#### Raw records:
^^^^^^^^^^^^^^^^

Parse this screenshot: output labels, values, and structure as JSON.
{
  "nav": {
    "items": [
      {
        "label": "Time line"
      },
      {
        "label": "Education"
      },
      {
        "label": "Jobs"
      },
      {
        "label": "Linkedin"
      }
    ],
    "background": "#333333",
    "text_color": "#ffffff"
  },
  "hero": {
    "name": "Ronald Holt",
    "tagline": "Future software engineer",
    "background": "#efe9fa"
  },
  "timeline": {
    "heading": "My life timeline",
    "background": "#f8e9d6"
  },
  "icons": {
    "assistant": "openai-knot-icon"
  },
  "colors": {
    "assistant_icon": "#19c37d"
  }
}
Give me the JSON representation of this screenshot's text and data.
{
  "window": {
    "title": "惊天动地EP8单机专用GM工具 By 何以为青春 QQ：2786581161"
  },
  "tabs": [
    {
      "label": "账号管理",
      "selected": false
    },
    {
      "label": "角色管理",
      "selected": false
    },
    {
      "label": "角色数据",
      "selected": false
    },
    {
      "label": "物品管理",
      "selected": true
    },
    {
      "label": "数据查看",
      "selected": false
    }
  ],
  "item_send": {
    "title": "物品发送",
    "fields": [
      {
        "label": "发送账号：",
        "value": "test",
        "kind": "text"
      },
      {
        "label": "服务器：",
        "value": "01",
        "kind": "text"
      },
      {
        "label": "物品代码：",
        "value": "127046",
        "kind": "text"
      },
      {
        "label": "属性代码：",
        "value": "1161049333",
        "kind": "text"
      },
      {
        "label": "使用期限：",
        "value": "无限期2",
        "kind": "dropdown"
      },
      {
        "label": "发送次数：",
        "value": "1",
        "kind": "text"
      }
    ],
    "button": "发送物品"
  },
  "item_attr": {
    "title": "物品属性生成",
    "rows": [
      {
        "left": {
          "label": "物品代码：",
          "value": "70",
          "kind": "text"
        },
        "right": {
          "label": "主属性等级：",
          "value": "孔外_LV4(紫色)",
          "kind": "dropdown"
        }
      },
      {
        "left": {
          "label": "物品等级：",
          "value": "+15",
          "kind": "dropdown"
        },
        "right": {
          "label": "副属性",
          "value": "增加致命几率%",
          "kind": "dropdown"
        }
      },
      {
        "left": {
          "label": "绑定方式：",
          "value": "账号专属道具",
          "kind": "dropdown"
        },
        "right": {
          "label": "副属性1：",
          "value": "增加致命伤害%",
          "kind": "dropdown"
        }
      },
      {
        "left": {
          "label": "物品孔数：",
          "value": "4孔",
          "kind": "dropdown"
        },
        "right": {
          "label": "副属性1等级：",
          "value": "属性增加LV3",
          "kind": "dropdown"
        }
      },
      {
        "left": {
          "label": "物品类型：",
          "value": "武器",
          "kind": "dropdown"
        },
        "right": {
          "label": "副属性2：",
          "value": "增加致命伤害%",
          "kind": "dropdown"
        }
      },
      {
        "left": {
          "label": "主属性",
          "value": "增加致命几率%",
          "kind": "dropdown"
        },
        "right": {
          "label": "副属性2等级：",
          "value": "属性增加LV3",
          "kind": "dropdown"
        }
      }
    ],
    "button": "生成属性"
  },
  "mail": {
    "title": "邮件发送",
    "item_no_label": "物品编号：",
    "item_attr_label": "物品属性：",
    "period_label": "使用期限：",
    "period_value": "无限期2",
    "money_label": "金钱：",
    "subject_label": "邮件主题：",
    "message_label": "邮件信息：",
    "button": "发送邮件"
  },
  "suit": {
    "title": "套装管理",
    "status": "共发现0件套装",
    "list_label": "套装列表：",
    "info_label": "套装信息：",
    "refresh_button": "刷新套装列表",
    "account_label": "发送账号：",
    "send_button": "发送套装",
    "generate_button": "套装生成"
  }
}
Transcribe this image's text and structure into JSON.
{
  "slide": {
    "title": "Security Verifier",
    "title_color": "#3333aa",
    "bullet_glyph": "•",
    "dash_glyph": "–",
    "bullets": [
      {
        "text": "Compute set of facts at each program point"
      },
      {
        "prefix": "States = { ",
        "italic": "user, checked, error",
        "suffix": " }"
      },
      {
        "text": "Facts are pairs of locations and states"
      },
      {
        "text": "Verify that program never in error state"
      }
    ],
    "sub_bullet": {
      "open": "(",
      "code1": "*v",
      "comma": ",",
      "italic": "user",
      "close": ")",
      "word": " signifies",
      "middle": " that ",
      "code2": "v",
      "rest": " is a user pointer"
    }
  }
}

^^^^^^^^^^^^^^^^

#### Problem to work on:
Could you give again exactly the lines from the line containing "Transcribe this image's" through the final line of the data above, and no others?

#### Response to this exercise:
Transcribe this image's text and structure into JSON.
{
  "slide": {
    "title": "Security Verifier",
    "title_color": "#3333aa",
    "bullet_glyph": "•",
    "dash_glyph": "–",
    "bullets": [
      {
        "text": "Compute set of facts at each program point"
      },
      {
        "prefix": "States = { ",
        "italic": "user, checked, error",
        "suffix": " }"
      },
      {
        "text": "Facts are pairs of locations and states"
      },
      {
        "text": "Verify that program never in error state"
      }
    ],
    "sub_bullet": {
      "open": "(",
      "code1": "*v",
      "comma": ",",
      "italic": "user",
      "close": ")",
      "word": " signifies",
      "middle": " that ",
      "code2": "v",
      "rest": " is a user pointer"
    }
  }
}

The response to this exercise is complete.